→ **TASK LIST**
1 – According to the mailing-list excerpt, which directory should a suitable blurb be added to?
2 – Quote the mailing-list excerpt from the words "On Wed 31-10-12" up to and including the words "blurb to Documentation/ABI/.".

On Wed 31-10-12 01:56:04, Darrick J. Wong wrote:
> On Wed, Oct 31, 2012 at 09:14:41AM +1100, NeilBrown wrote:
> > On Tue, 30 Oct 2012 13:14:24 -0700 "Darrick J. Wong"
> > <[email protected]> wrote:
> >
> > > On Tue, Oct 30, 2012 at 08:19:41AM -0400, Martin K. Petersen wrote:
> > > > >>>>> "Neil" == NeilBrown <[email protected]> writes:
> > > >
> > > > Neil,
> > > >
> > > > >> Might be nice to make the sysfs knob tweakable. Also, don't forget to
> > > > >> add a suitable blurb to Documentation/ABI/.
> > > >
> > > > Neil> It isn't at all clear to me that having the sysfs knob
> > > > Neil> 'tweakable' is a good idea. From the md/raid5 perspective, I
> > > > Neil> would want to know for certain whether the pages in a give bio
> > > > Neil> are guaranteed not to change, or if they might. I could set the
> > > > Neil> BDI_CAP_STABLE_WRITES and believe they will never change, or test
> > > > Neil> the BDI_CAP_STABLE_WRITES and let that tell me if they might
> > > > Neil> change or not. But if the bit can be changed at any moment, then
> > > > Neil> it can never be trusted and so becomes worthless to me.

→ **RECORD EXCERPTS**
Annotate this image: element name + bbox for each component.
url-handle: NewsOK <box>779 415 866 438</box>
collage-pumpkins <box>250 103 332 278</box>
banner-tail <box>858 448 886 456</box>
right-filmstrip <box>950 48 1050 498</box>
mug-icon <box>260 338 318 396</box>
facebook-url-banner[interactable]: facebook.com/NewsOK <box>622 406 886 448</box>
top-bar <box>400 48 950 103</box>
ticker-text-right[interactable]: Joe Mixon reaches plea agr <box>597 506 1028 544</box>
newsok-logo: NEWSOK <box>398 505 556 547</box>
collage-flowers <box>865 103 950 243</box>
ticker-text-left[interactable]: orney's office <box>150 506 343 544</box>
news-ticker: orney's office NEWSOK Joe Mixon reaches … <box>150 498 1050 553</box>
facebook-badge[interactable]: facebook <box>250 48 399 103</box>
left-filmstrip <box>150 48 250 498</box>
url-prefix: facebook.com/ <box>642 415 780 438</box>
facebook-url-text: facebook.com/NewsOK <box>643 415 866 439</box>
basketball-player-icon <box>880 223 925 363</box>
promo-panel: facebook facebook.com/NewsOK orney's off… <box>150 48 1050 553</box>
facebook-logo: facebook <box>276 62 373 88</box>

→ **FULL SOLUTIONS**
1 – Documentation/ABI/

2 –
On Wed 31-10-12 01:56:04, Darrick J. Wong wrote:
> On Wed, Oct 31, 2012 at 09:14:41AM +1100, NeilBrown wrote:
> > On Tue, 30 Oct 2012 13:14:24 -0700 "Darrick J. Wong"
> > <[email protected]> wrote:
> >
> > > On Tue, Oct 30, 2012 at 08:19:41AM -0400, Martin K. Petersen wrote:
> > > > >>>>> "Neil" == NeilBrown <[email protected]> writes:
> > > >
> > > > Neil,
> > > >
> > > > >> Might be nice to make the sysfs knob tweakable. Also, don't forget to
> > > > >> add a suitable blurb to Documentation/ABI/.